Go through the entries and count the lines with the string "sharepoint" in them. Give only that number.

Provided information
================

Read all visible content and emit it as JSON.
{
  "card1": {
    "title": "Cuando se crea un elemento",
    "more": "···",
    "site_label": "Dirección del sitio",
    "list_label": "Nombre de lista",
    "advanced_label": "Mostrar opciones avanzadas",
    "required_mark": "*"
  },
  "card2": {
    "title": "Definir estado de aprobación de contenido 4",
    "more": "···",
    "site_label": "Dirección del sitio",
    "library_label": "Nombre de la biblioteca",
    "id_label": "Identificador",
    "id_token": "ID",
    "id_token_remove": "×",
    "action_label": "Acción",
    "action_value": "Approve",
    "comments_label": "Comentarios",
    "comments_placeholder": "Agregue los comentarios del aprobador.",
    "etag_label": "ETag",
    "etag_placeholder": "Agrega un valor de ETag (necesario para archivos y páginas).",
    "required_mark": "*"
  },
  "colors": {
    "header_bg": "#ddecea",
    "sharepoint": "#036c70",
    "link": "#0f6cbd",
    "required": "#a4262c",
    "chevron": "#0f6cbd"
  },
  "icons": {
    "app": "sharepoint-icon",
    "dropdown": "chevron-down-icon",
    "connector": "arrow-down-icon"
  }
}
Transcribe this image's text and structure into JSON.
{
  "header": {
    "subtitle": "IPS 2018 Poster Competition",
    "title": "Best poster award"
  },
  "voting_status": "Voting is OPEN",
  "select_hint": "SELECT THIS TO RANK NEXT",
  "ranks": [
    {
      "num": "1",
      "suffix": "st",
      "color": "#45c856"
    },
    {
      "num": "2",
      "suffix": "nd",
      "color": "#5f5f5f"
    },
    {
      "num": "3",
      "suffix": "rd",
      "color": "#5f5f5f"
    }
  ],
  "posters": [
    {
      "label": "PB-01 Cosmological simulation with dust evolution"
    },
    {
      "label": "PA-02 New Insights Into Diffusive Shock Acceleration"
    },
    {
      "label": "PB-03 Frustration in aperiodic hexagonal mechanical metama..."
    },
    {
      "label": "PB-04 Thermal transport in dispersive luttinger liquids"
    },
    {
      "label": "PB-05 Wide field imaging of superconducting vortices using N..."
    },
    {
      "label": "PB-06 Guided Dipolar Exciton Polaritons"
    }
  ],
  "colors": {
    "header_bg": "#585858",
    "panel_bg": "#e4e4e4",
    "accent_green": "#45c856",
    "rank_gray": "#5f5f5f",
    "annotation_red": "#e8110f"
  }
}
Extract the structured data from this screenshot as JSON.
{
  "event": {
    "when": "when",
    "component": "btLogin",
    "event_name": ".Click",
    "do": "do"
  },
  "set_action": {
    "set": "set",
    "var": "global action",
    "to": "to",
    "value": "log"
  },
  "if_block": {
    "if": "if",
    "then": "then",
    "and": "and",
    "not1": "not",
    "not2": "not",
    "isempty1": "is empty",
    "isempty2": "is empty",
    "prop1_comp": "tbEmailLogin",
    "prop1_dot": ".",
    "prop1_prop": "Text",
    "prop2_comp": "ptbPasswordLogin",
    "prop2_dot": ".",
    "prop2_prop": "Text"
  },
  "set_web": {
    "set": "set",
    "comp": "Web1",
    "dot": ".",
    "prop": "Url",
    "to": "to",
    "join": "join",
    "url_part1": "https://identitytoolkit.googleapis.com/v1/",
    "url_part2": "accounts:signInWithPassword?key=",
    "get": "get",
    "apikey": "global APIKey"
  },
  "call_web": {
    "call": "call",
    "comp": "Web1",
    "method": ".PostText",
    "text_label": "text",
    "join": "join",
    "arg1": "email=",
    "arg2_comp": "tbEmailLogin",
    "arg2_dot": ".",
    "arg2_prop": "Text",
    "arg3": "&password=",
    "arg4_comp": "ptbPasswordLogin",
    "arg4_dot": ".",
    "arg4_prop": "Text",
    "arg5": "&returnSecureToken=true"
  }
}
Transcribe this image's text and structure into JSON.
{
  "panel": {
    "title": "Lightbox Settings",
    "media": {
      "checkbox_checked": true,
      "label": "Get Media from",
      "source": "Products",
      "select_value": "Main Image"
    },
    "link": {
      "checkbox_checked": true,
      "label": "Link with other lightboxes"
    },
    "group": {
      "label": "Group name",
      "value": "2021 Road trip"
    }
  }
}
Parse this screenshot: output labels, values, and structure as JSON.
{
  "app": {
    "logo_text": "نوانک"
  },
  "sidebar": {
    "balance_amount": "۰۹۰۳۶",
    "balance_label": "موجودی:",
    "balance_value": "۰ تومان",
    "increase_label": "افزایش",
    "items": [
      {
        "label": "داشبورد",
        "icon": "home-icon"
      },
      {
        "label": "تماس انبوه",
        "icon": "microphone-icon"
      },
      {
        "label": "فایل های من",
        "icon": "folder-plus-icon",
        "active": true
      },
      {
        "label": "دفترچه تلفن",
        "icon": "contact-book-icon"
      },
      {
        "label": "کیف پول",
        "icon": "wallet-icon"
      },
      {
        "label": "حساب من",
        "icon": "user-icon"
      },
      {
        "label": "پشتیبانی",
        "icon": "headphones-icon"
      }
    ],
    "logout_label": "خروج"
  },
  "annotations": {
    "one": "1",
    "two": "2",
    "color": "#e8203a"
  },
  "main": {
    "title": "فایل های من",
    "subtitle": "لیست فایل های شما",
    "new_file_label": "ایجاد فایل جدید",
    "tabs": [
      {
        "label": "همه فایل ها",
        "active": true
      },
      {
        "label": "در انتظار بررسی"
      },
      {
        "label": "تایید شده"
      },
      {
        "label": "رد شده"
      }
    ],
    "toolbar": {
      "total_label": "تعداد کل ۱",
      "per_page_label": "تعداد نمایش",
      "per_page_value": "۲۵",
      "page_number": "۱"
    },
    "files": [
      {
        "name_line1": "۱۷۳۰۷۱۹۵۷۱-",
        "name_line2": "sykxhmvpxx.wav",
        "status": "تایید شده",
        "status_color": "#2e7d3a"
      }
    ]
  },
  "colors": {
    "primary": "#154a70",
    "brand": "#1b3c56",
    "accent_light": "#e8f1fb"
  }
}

================

Result below
2